### Instructions for the task
Pictures aside, write out every record exactly as it appears.

### Record excerpts
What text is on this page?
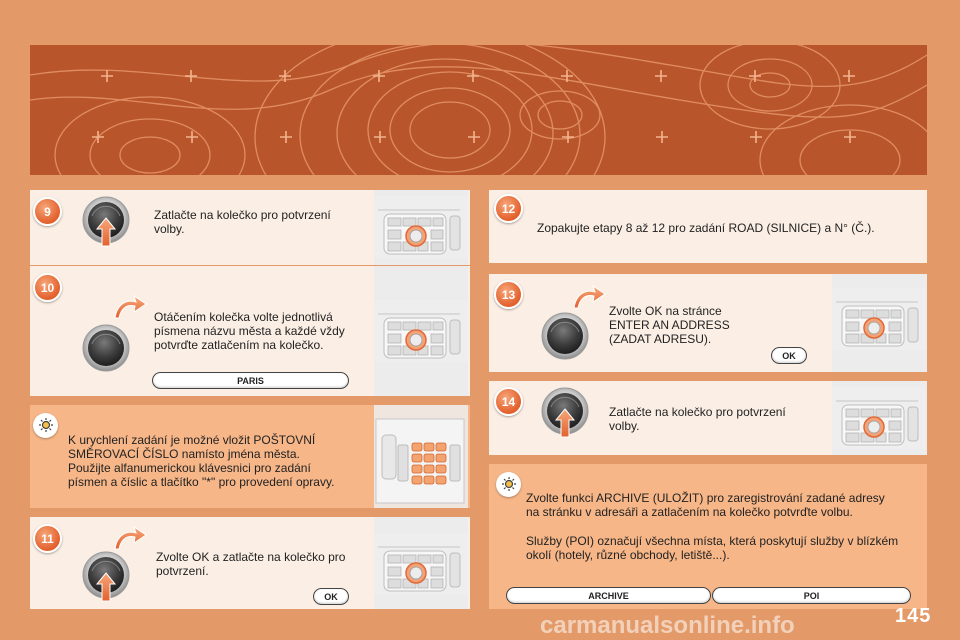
9	Zatlačte na kolečko pro potvrzení
volby.
10
Otáčením kolečka volte jednotlivá
písmena názvu města a každé vždy
potvrďte zatlačením na kolečko.
PARIS
K urychlení zadání je možné vložit POŠTOVNÍ
SMĚROVACÍ ČÍSLO namísto jména města.
Použijte alfanumerickou klávesnici pro zadání
písmen a číslic a tlačítko "*" pro provedení opravy.
11
Zvolte OK a zatlačte na kolečko pro
potvrzení.
OK
12
Zopakujte etapy 8 až 12 pro zadání ROAD (SILNICE) a N° (Č.).
13
Zvolte OK na stránce
ENTER AN ADDRESS
(ZADAT ADRESU).
OK
14
Zatlačte na kolečko pro potvrzení
volby.
Zvolte funkci ARCHIVE (ULOŽIT) pro zaregistrování zadané adresy
na stránku v adresáři a zatlačením na kolečko potvrďte volbu.
Služby (POI) označují všechna místa, která poskytují služby v blízkém
okolí (hotely, různé obchody, letiště...).
ARCHIVE	POI
145
carmanualsonline.info
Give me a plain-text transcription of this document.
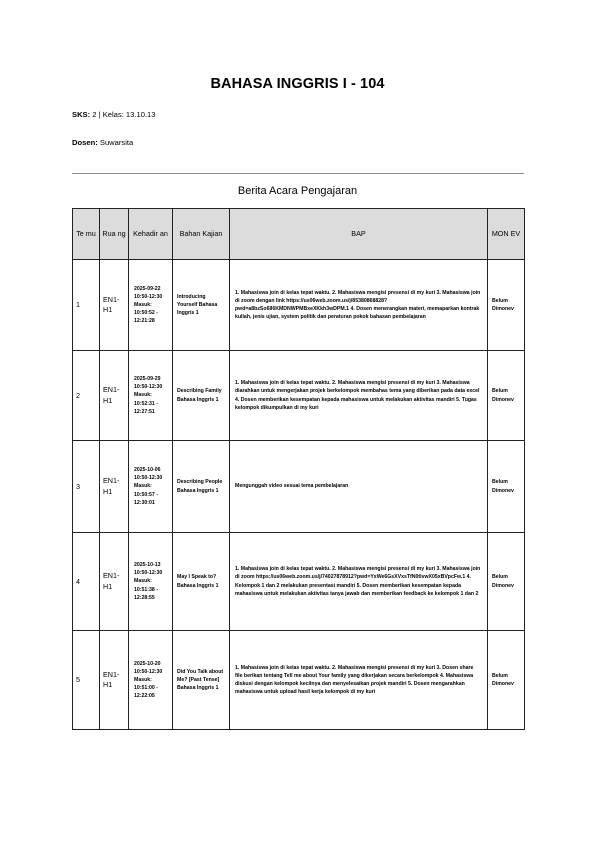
BAHASA INGGRIS I - 104
SKS: 2 | Kelas: 13.10.13
Dosen: Suwarsita
Berita Acara Pengajaran
Te mu	Rua ng	Kehadir an	Bahan Kajian	BAP	MON EV
1	EN1-H1	2025-09-22 10:50-12:30 Masuk: 10:50:52 - 12:21:28	Introducing Yourself Bahasa Inggris 1	1. Mahasiswa join di kelas tepat waktu. 2. Mahasiswa mengisi presensi di my kuri 3. Mahasiswa join di zoom dengan link https://us06web.zoom.us/j/85380868828?pwd=a8bzSo6Il6KMDNWPMBxeXKkh3wDPM.1 4. Dosen menerangkan materi, memaparkan kontrak kuliah, jenis ujian, system politik dan peraturan pokok bahasan pembelajaran	Belum Dimonev
2	EN1-H1	2025-09-29 10:50-12:30 Masuk: 10:52:31 - 12:27:51	Describing Family Bahasa Inggris 1	1. Mahasiswa join di kelas tepat waktu. 2. Mahasiswa mengisi presensi di my kuri 3. Mahasiswa diarahkan untuk mengerjakan projek berkelompok membahas tema yang diberikan pada data excel 4. Dosen memberikan kesempatan kepada mahasiswa untuk melakukan aktivitas mandiri 5. Tugas kelompok dikumpulkan di my kuri	Belum Dimonev
3	EN1-H1	2025-10-06 10:50-12:30 Masuk: 10:50:57 - 12:30:01	Describing People Bahasa Inggris 1	Mengunggah video sesuai tema pembelajaran	Belum Dimonev
4	EN1-H1	2025-10-13 10:50-12:30 Masuk: 10:51:38 - 12:28:55	May I Speak to? Bahasa Inggris 1	1. Mahasiswa join di kelas tepat waktu. 2. Mahasiswa mengisi presensi di my kuri 3. Mahasiswa join di zoom https://us06web.zoom.us/j/74027878912?pwd=YxWe6GsXVxsTfN0tlvwX05xBVpcFw.1 4. Kelompok 1 dan 2 melakukan presentasi mandiri 5. Dosen memberikan kesempatan kepada mahasiswa untuk melakukan aktivitas tanya jawab dan memberikan feedback ke kelompok 1 dan 2	Belum Dimonev
5	EN1-H1	2025-10-20 10:50-12:30 Masuk: 10:51:00 - 12:22:05	Did You Talk about Me? [Past Tense] Bahasa Inggris 1	1. Mahasiswa join di kelas tepat waktu. 2. Mahasiswa mengisi presensi di my kuri 3. Dosen share file berikan tentang Tell me about Your family yang dikerjakan secara berkelompok 4. Mahasiswa diskusi dengan kelompok kecilnya dan menyelesaikan projek mandiri 5. Dosen mengarahkan mahasiswa untuk upload hasil kerja kelompok di my kuri	Belum Dimonev
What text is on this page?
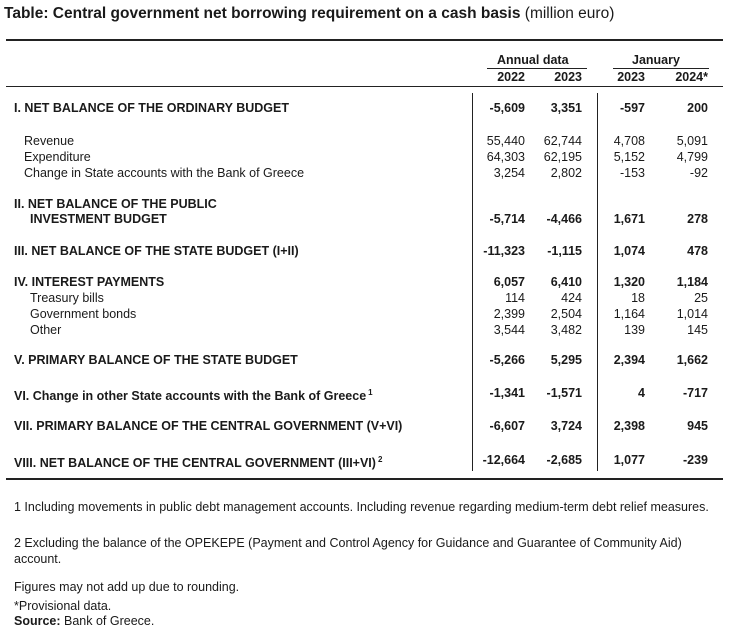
Table: Central government net borrowing requirement on a cash basis (million euro)
Annual data	January
2022	2023	2023	2024*
I. NET BALANCE OF THE ORDINARY BUDGET	-5,609	3,351	-597	200
Revenue	55,440	62,744	4,708	5,091
Expenditure	64,303	62,195	5,152	4,799
Change in State accounts with the Bank of Greece	3,254	2,802	-153	-92
II. NET BALANCE OF THE PUBLIC
INVESTMENT BUDGET	-5,714	-4,466	1,671	278
III. NET BALANCE OF THE STATE BUDGET (I+II)	-11,323	-1,115	1,074	478
IV. INTEREST PAYMENTS	6,057	6,410	1,320	1,184
Treasury bills	114	424	18	25
Government bonds	2,399	2,504	1,164	1,014
Other	3,544	3,482	139	145
V. PRIMARY BALANCE OF THE STATE BUDGET	-5,266	5,295	2,394	1,662
VI. Change in other State accounts with the Bank of Greece $^1$	-1,341	-1,571	4	-717
VII. PRIMARY BALANCE OF THE CENTRAL GOVERNMENT (V+VI)	-6,607	3,724	2,398	945
VIII. NET BALANCE OF THE CENTRAL GOVERNMENT (III+VI) $^2$	-12,664	-2,685	1,077	-239
1 Including movements in public debt management accounts. Including revenue regarding medium-term debt relief measures.
2 Excluding the balance of the OPEKEPE (Payment and Control Agency for Guidance and Guarantee of Community Aid) account.
Figures may not add up due to rounding.
*Provisional data.
Source: Bank of Greece.
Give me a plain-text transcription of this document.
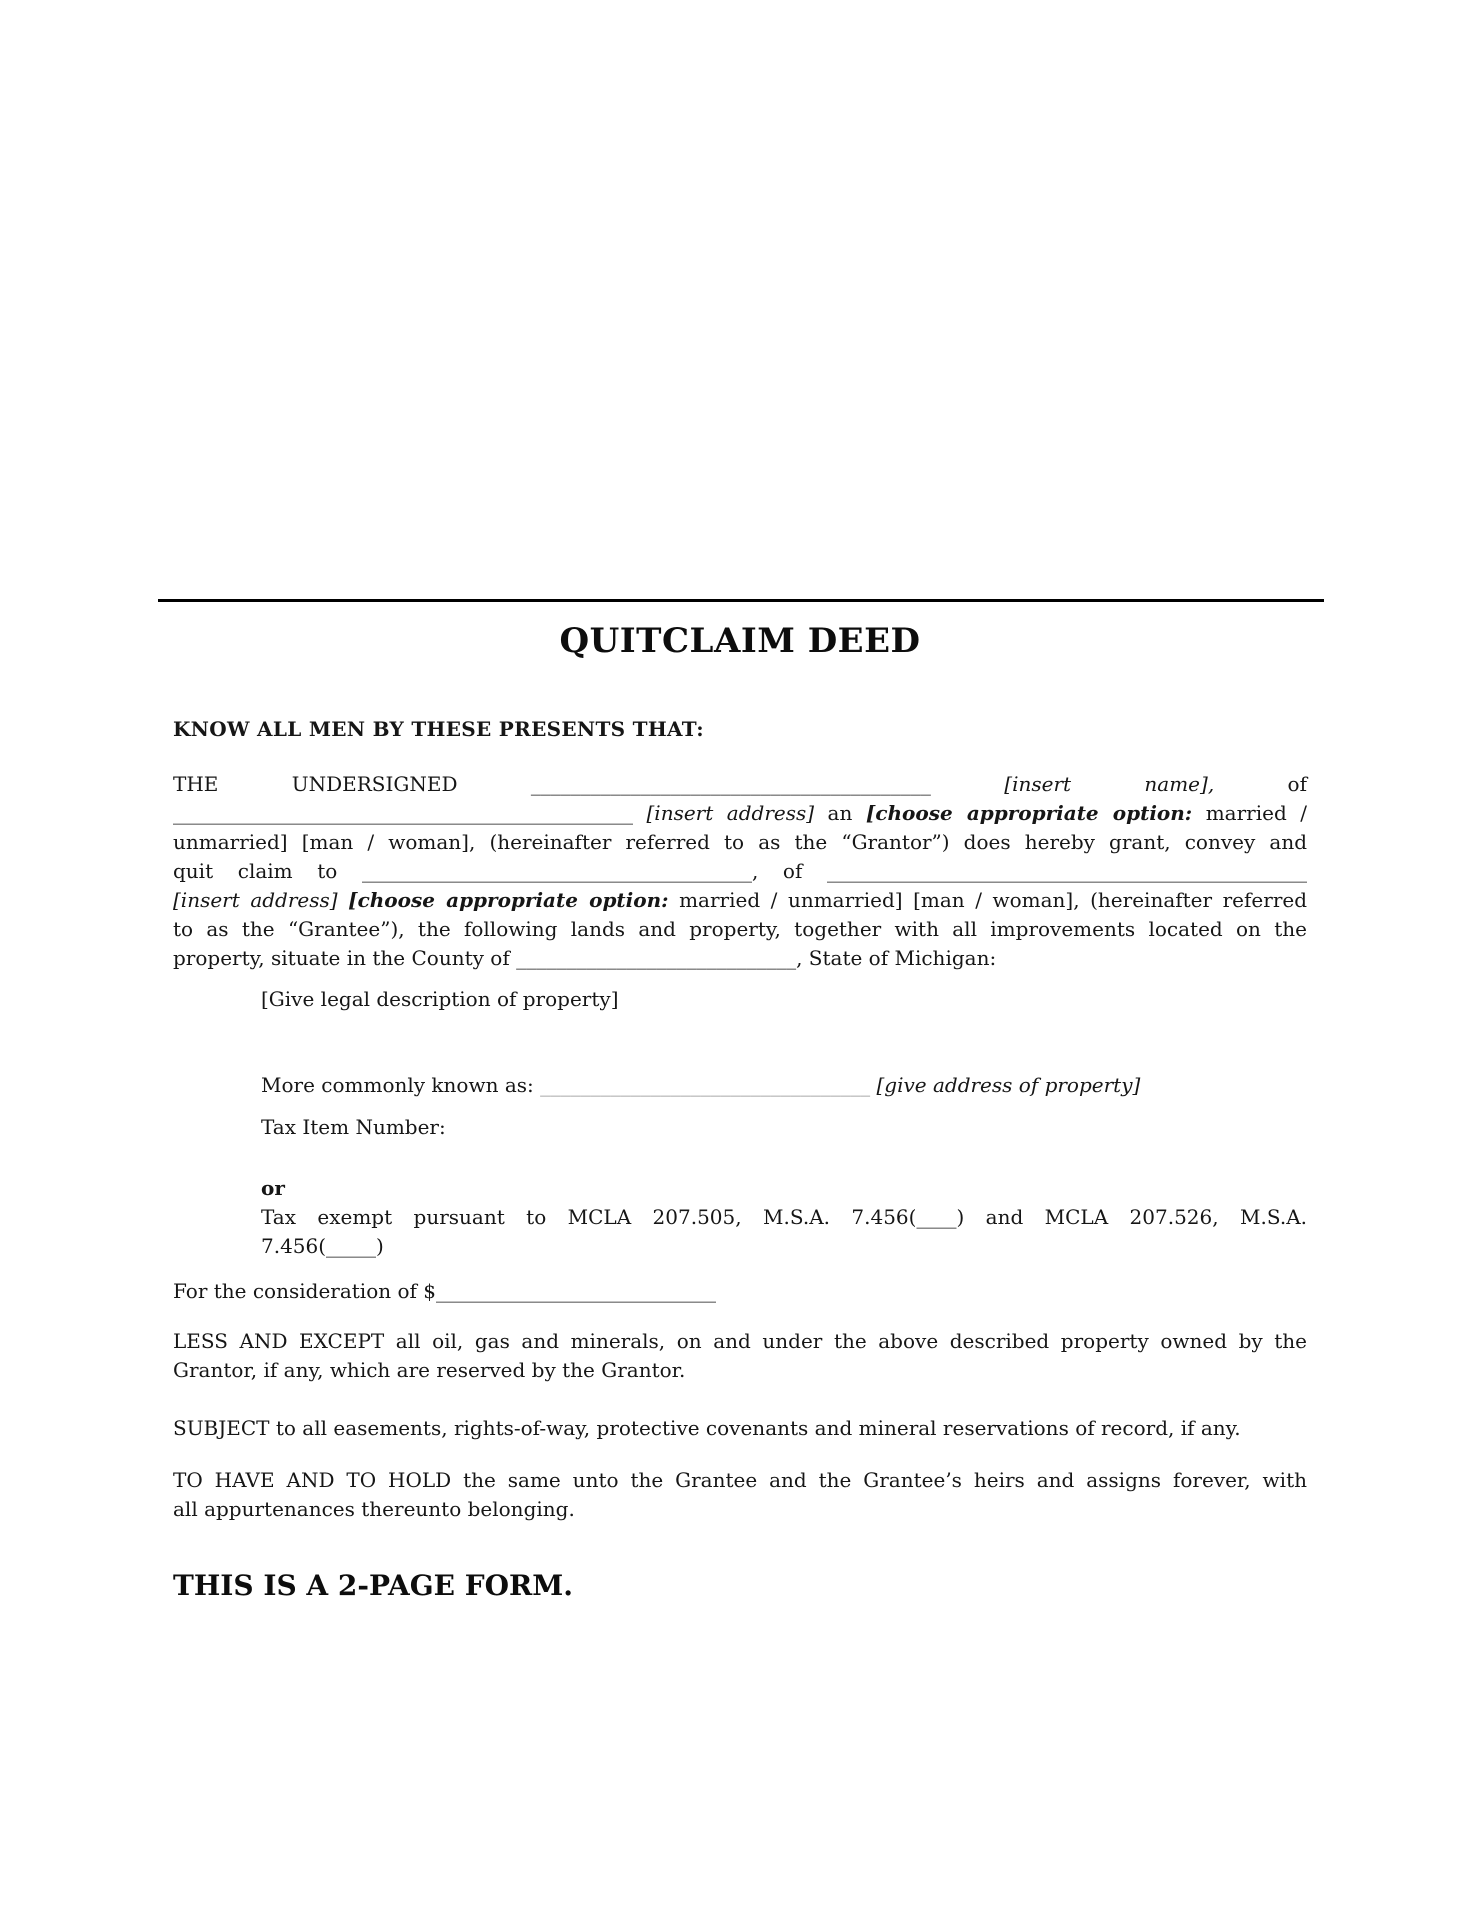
QUITCLAIM DEED
KNOW ALL MEN BY THESE PRESENTS THAT:
THE UNDERSIGNED ________________________________________ [insert name], of
______________________________________________ [insert address] an [choose appropriate option: married /
unmarried] [man / woman], (hereinafter referred to as the “Grantor”) does hereby grant, convey and
quit claim to _______________________________________, of ________________________________________________
[insert address] [choose appropriate option: married / unmarried] [man / woman], (hereinafter referred
to as the “Grantee”), the following lands and property, together with all improvements located on the
property, situate in the County of ____________________________, State of Michigan:
[Give legal description of property]
More commonly known as: _________________________________ [give address of property]
Tax Item Number:
or
Tax exempt pursuant to MCLA 207.505, M.S.A. 7.456(____) and MCLA 207.526, M.S.A.
7.456(_____)
For the consideration of $____________________________
LESS AND EXCEPT all oil, gas and minerals, on and under the above described property owned by the
Grantor, if any, which are reserved by the Grantor.
SUBJECT to all easements, rights-of-way, protective covenants and mineral reservations of record, if any.
TO HAVE AND TO HOLD the same unto the Grantee and the Grantee’s heirs and assigns forever, with
all appurtenances thereunto belonging.
THIS IS A 2-PAGE FORM.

### Worked solution
What text is on this page?
9	Zatlačte na kolečko pro potvrzení
volby.
10
Otáčením kolečka volte jednotlivá
písmena názvu města a každé vždy
potvrďte zatlačením na kolečko.
PARIS
K urychlení zadání je možné vložit POŠTOVNÍ
SMĚROVACÍ ČÍSLO namísto jména města.
Použijte alfanumerickou klávesnici pro zadání
písmen a číslic a tlačítko "*" pro provedení opravy.
11
Zvolte OK a zatlačte na kolečko pro
potvrzení.
OK
12
Zopakujte etapy 8 až 12 pro zadání ROAD (SILNICE) a N° (Č.).
13
Zvolte OK na stránce
ENTER AN ADDRESS
(ZADAT ADRESU).
OK
14
Zatlačte na kolečko pro potvrzení
volby.
Zvolte funkci ARCHIVE (ULOŽIT) pro zaregistrování zadané adresy
na stránku v adresáři a zatlačením na kolečko potvrďte volbu.
Služby (POI) označují všechna místa, která poskytují služby v blízkém
okolí (hotely, různé obchody, letiště...).
ARCHIVE	POI
145
carmanualsonline.info
Give me a plain-text transcription of this document.
BAHASA INGGRIS I - 104
SKS: 2 | Kelas: 13.10.13
Dosen: Suwarsita
Berita Acara Pengajaran
Te mu	Rua ng	Kehadir an	Bahan Kajian	BAP	MON EV
1	EN1-H1	2025-09-22 10:50-12:30 Masuk: 10:50:52 - 12:21:28	Introducing Yourself Bahasa Inggris 1	1. Mahasiswa join di kelas tepat waktu. 2. Mahasiswa mengisi presensi di my kuri 3. Mahasiswa join di zoom dengan link https://us06web.zoom.us/j/85380868828?pwd=a8bzSo6Il6KMDNWPMBxeXKkh3wDPM.1 4. Dosen menerangkan materi, memaparkan kontrak kuliah, jenis ujian, system politik dan peraturan pokok bahasan pembelajaran	Belum Dimonev
2	EN1-H1	2025-09-29 10:50-12:30 Masuk: 10:52:31 - 12:27:51	Describing Family Bahasa Inggris 1	1. Mahasiswa join di kelas tepat waktu. 2. Mahasiswa mengisi presensi di my kuri 3. Mahasiswa diarahkan untuk mengerjakan projek berkelompok membahas tema yang diberikan pada data excel 4. Dosen memberikan kesempatan kepada mahasiswa untuk melakukan aktivitas mandiri 5. Tugas kelompok dikumpulkan di my kuri	Belum Dimonev
3	EN1-H1	2025-10-06 10:50-12:30 Masuk: 10:50:57 - 12:30:01	Describing People Bahasa Inggris 1	Mengunggah video sesuai tema pembelajaran	Belum Dimonev
4	EN1-H1	2025-10-13 10:50-12:30 Masuk: 10:51:38 - 12:28:55	May I Speak to? Bahasa Inggris 1	1. Mahasiswa join di kelas tepat waktu. 2. Mahasiswa mengisi presensi di my kuri 3. Mahasiswa join di zoom https://us06web.zoom.us/j/74027878912?pwd=YxWe6GsXVxsTfN0tlvwX05xBVpcFw.1 4. Kelompok 1 dan 2 melakukan presentasi mandiri 5. Dosen memberikan kesempatan kepada mahasiswa untuk melakukan aktivitas tanya jawab dan memberikan feedback ke kelompok 1 dan 2	Belum Dimonev
5	EN1-H1	2025-10-20 10:50-12:30 Masuk: 10:51:00 - 12:22:05	Did You Talk about Me? [Past Tense] Bahasa Inggris 1	1. Mahasiswa join di kelas tepat waktu. 2. Mahasiswa mengisi presensi di my kuri 3. Dosen share file berikan tentang Tell me about Your family yang dikerjakan secara berkelompok 4. Mahasiswa diskusi dengan kelompok kecilnya dan menyelesaikan projek mandiri 5. Dosen mengarahkan mahasiswa untuk upload hasil kerja kelompok di my kuri	Belum Dimonev
What text is on this page?
Table: Central government net borrowing requirement on a cash basis (million euro)
Annual data	January
2022	2023	2023	2024*
I. NET BALANCE OF THE ORDINARY BUDGET	-5,609	3,351	-597	200
Revenue	55,440	62,744	4,708	5,091
Expenditure	64,303	62,195	5,152	4,799
Change in State accounts with the Bank of Greece	3,254	2,802	-153	-92
II. NET BALANCE OF THE PUBLIC
INVESTMENT BUDGET	-5,714	-4,466	1,671	278
III. NET BALANCE OF THE STATE BUDGET (I+II)	-11,323	-1,115	1,074	478
IV. INTEREST PAYMENTS	6,057	6,410	1,320	1,184
Treasury bills	114	424	18	25
Government bonds	2,399	2,504	1,164	1,014
Other	3,544	3,482	139	145
V. PRIMARY BALANCE OF THE STATE BUDGET	-5,266	5,295	2,394	1,662
VI. Change in other State accounts with the Bank of Greece $^1$	-1,341	-1,571	4	-717
VII. PRIMARY BALANCE OF THE CENTRAL GOVERNMENT (V+VI)	-6,607	3,724	2,398	945
VIII. NET BALANCE OF THE CENTRAL GOVERNMENT (III+VI) $^2$	-12,664	-2,685	1,077	-239
1 Including movements in public debt management accounts. Including revenue regarding medium-term debt relief measures.
2 Excluding the balance of the OPEKEPE (Payment and Control Agency for Guidance and Guarantee of Community Aid) account.
Figures may not add up due to rounding.
*Provisional data.
Source: Bank of Greece.
Give me a plain-text transcription of this document.
QUITCLAIM DEED
KNOW ALL MEN BY THESE PRESENTS THAT:
THE UNDERSIGNED ________________________________________ [insert name], of
______________________________________________ [insert address] an [choose appropriate option: married /
unmarried] [man / woman], (hereinafter referred to as the “Grantor”) does hereby grant, convey and
quit claim to _______________________________________, of ________________________________________________
[insert address] [choose appropriate option: married / unmarried] [man / woman], (hereinafter referred
to as the “Grantee”), the following lands and property, together with all improvements located on the
property, situate in the County of ____________________________, State of Michigan:
[Give legal description of property]
More commonly known as: _________________________________ [give address of property]
Tax Item Number:
or
Tax exempt pursuant to MCLA 207.505, M.S.A. 7.456(____) and MCLA 207.526, M.S.A.
7.456(_____)
For the consideration of $____________________________
LESS AND EXCEPT all oil, gas and minerals, on and under the above described property owned by the
Grantor, if any, which are reserved by the Grantor.
SUBJECT to all easements, rights-of-way, protective covenants and mineral reservations of record, if any.
TO HAVE AND TO HOLD the same unto the Grantee and the Grantee’s heirs and assigns forever, with
all appurtenances thereunto belonging.
THIS IS A 2-PAGE FORM.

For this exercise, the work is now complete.